• EXERCISE DESCRIPTION: Go through the records and give each one again exactly.

• SUPPLIED MATERIAL:
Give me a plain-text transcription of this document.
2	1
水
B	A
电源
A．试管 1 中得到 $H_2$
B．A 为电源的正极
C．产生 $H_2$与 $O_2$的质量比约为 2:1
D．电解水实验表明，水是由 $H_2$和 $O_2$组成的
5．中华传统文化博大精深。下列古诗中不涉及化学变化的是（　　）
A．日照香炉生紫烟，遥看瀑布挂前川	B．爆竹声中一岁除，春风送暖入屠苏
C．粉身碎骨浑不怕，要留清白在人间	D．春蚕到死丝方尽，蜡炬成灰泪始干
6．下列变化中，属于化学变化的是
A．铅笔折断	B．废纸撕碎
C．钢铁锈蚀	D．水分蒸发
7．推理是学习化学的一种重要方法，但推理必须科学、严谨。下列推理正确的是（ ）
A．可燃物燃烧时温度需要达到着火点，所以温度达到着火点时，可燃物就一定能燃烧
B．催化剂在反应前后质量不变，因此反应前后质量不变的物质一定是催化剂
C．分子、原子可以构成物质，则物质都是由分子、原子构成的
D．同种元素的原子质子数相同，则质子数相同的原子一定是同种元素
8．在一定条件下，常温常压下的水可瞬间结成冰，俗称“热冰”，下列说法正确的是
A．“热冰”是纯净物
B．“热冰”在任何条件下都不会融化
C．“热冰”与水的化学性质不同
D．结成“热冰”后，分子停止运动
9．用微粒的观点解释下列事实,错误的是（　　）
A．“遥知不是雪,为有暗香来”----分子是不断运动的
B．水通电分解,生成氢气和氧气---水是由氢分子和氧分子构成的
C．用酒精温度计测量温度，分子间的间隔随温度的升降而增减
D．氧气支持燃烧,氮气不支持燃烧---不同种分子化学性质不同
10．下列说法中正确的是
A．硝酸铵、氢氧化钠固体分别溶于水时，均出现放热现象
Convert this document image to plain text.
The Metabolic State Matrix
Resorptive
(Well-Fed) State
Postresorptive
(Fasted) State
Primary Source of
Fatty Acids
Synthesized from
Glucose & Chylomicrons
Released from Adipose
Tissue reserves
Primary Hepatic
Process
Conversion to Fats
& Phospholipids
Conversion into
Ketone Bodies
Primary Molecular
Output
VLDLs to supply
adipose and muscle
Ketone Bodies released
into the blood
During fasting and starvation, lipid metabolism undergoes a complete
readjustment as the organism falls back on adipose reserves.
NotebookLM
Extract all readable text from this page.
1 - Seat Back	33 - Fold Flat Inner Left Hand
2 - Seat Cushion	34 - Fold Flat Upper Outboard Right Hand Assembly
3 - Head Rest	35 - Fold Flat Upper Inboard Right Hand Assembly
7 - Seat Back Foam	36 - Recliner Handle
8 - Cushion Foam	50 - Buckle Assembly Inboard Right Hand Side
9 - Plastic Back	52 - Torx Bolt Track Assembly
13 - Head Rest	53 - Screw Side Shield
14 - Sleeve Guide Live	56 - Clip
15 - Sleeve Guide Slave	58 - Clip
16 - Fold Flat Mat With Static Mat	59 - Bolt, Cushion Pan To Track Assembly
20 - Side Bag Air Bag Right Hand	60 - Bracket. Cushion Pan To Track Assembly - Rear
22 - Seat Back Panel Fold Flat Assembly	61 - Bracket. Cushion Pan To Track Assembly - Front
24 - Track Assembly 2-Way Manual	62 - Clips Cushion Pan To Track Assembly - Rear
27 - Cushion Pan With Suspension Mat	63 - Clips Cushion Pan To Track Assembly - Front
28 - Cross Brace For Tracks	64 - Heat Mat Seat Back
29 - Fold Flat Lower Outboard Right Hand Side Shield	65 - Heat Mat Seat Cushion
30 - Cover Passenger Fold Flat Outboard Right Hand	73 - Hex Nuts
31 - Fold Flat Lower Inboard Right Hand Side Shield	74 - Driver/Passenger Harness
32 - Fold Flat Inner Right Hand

• CORRECT RESULT:
Give me a plain-text transcription of this document.
2	1
水
B	A
电源
A．试管 1 中得到 $H_2$
B．A 为电源的正极
C．产生 $H_2$与 $O_2$的质量比约为 2:1
D．电解水实验表明，水是由 $H_2$和 $O_2$组成的
5．中华传统文化博大精深。下列古诗中不涉及化学变化的是（　　）
A．日照香炉生紫烟，遥看瀑布挂前川	B．爆竹声中一岁除，春风送暖入屠苏
C．粉身碎骨浑不怕，要留清白在人间	D．春蚕到死丝方尽，蜡炬成灰泪始干
6．下列变化中，属于化学变化的是
A．铅笔折断	B．废纸撕碎
C．钢铁锈蚀	D．水分蒸发
7．推理是学习化学的一种重要方法，但推理必须科学、严谨。下列推理正确的是（ ）
A．可燃物燃烧时温度需要达到着火点，所以温度达到着火点时，可燃物就一定能燃烧
B．催化剂在反应前后质量不变，因此反应前后质量不变的物质一定是催化剂
C．分子、原子可以构成物质，则物质都是由分子、原子构成的
D．同种元素的原子质子数相同，则质子数相同的原子一定是同种元素
8．在一定条件下，常温常压下的水可瞬间结成冰，俗称“热冰”，下列说法正确的是
A．“热冰”是纯净物
B．“热冰”在任何条件下都不会融化
C．“热冰”与水的化学性质不同
D．结成“热冰”后，分子停止运动
9．用微粒的观点解释下列事实,错误的是（　　）
A．“遥知不是雪,为有暗香来”----分子是不断运动的
B．水通电分解,生成氢气和氧气---水是由氢分子和氧分子构成的
C．用酒精温度计测量温度，分子间的间隔随温度的升降而增减
D．氧气支持燃烧,氮气不支持燃烧---不同种分子化学性质不同
10．下列说法中正确的是
A．硝酸铵、氢氧化钠固体分别溶于水时，均出现放热现象
Convert this document image to plain text.
The Metabolic State Matrix
Resorptive
(Well-Fed) State
Postresorptive
(Fasted) State
Primary Source of
Fatty Acids
Synthesized from
Glucose & Chylomicrons
Released from Adipose
Tissue reserves
Primary Hepatic
Process
Conversion to Fats
& Phospholipids
Conversion into
Ketone Bodies
Primary Molecular
Output
VLDLs to supply
adipose and muscle
Ketone Bodies released
into the blood
During fasting and starvation, lipid metabolism undergoes a complete
readjustment as the organism falls back on adipose reserves.
NotebookLM
Extract all readable text from this page.
1 - Seat Back	33 - Fold Flat Inner Left Hand
2 - Seat Cushion	34 - Fold Flat Upper Outboard Right Hand Assembly
3 - Head Rest	35 - Fold Flat Upper Inboard Right Hand Assembly
7 - Seat Back Foam	36 - Recliner Handle
8 - Cushion Foam	50 - Buckle Assembly Inboard Right Hand Side
9 - Plastic Back	52 - Torx Bolt Track Assembly
13 - Head Rest	53 - Screw Side Shield
14 - Sleeve Guide Live	56 - Clip
15 - Sleeve Guide Slave	58 - Clip
16 - Fold Flat Mat With Static Mat	59 - Bolt, Cushion Pan To Track Assembly
20 - Side Bag Air Bag Right Hand	60 - Bracket. Cushion Pan To Track Assembly - Rear
22 - Seat Back Panel Fold Flat Assembly	61 - Bracket. Cushion Pan To Track Assembly - Front
24 - Track Assembly 2-Way Manual	62 - Clips Cushion Pan To Track Assembly - Rear
27 - Cushion Pan With Suspension Mat	63 - Clips Cushion Pan To Track Assembly - Front
28 - Cross Brace For Tracks	64 - Heat Mat Seat Back
29 - Fold Flat Lower Outboard Right Hand Side Shield	65 - Heat Mat Seat Cushion
30 - Cover Passenger Fold Flat Outboard Right Hand	73 - Hex Nuts
31 - Fold Flat Lower Inboard Right Hand Side Shield	74 - Driver/Passenger Harness
32 - Fold Flat Inner Right Hand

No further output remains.